_What to do_
Make an exact copy of all the entries, but do not reproduce the pictures.

Collected data entries:
# # # #

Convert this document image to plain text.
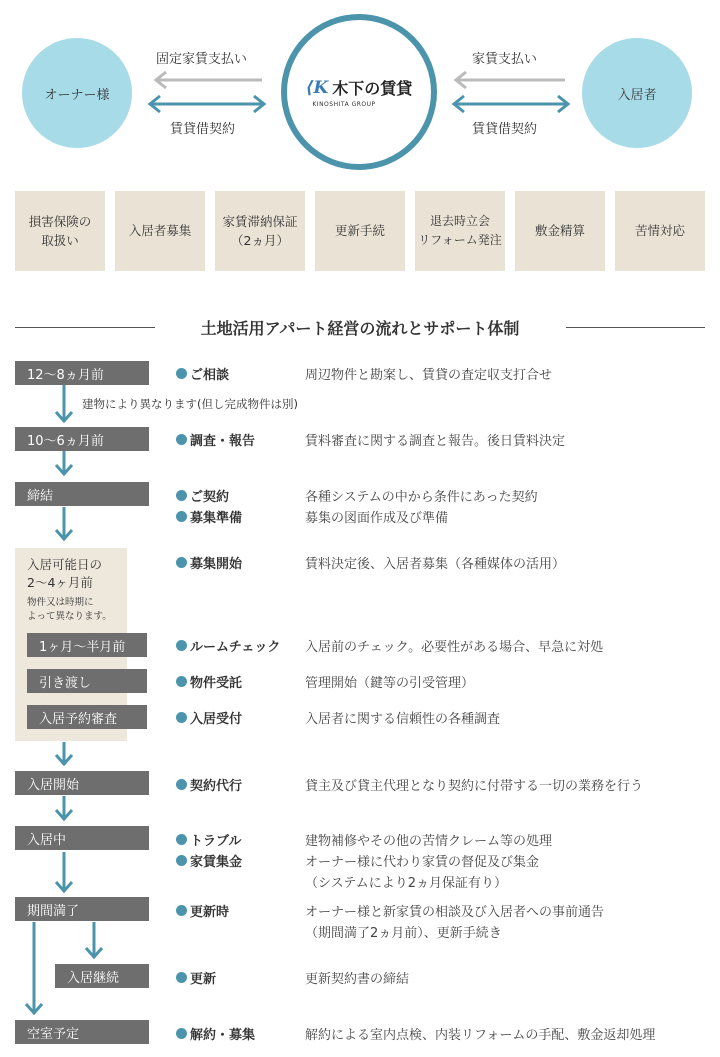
オーナー様	⟨K 木下の賃貸
KINOSHITA GROUP
入居者
固定家賃支払い
賃貸借契約
家賃支払い
賃貸借契約
損害保険の
取扱い
入居者募集
家賃滞納保証
（2ヵ月）
更新手続
退去時立会
リフォーム発注
敷金精算	苦情対応
土地活用アパート経営の流れとサポート体制
12〜8ヵ月前
10〜6ヵ月前
締結
1ヶ月〜半月前
引き渡し
入居予約審査
入居開始
入居中
期間満了
入居継続
空室予定
建物により異なります(但し完成物件は別)
入居可能日の
2〜4ヶ月前
物件又は時期に
よって異なります。
ご相談
調査・報告
ご契約
募集準備
募集開始
ルームチェック
物件受託
入居受付
契約代行
トラブル
家賃集金
更新時
更新
解約・募集
周辺物件と勘案し、賃貸の査定収支打合せ
賃料審査に関する調査と報告。後日賃料決定
各種システムの中から条件にあった契約
募集の図面作成及び準備
賃料決定後、入居者募集（各種媒体の活用）
入居前のチェック。必要性がある場合、早急に対処
管理開始（鍵等の引受管理）
入居者に関する信頼性の各種調査
貸主及び貸主代理となり契約に付帯する一切の業務を行う
建物補修やその他の苦情クレーム等の処理
オーナー様に代わり家賃の督促及び集金
（システムにより2ヵ月保証有り）
オーナー様と新家賃の相談及び入居者への事前通告
（期間満了2ヵ月前）、更新手続き
更新契約書の締結
解約による室内点検、内装リフォームの手配、敷金返却処理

# # # #

_Task solution_
Convert this document image to plain text.
オーナー様	⟨K 木下の賃貸
KINOSHITA GROUP
入居者
固定家賃支払い
賃貸借契約
家賃支払い
賃貸借契約
損害保険の
取扱い
入居者募集
家賃滞納保証
（2ヵ月）
更新手続
退去時立会
リフォーム発注
敷金精算	苦情対応
土地活用アパート経営の流れとサポート体制
12〜8ヵ月前
10〜6ヵ月前
締結
1ヶ月〜半月前
引き渡し
入居予約審査
入居開始
入居中
期間満了
入居継続
空室予定
建物により異なります(但し完成物件は別)
入居可能日の
2〜4ヶ月前
物件又は時期に
よって異なります。
ご相談
調査・報告
ご契約
募集準備
募集開始
ルームチェック
物件受託
入居受付
契約代行
トラブル
家賃集金
更新時
更新
解約・募集
周辺物件と勘案し、賃貸の査定収支打合せ
賃料審査に関する調査と報告。後日賃料決定
各種システムの中から条件にあった契約
募集の図面作成及び準備
賃料決定後、入居者募集（各種媒体の活用）
入居前のチェック。必要性がある場合、早急に対処
管理開始（鍵等の引受管理）
入居者に関する信頼性の各種調査
貸主及び貸主代理となり契約に付帯する一切の業務を行う
建物補修やその他の苦情クレーム等の処理
オーナー様に代わり家賃の督促及び集金
（システムにより2ヵ月保証有り）
オーナー様と新家賃の相談及び入居者への事前通告
（期間満了2ヵ月前）、更新手続き
更新契約書の締結
解約による室内点検、内装リフォームの手配、敷金返却処理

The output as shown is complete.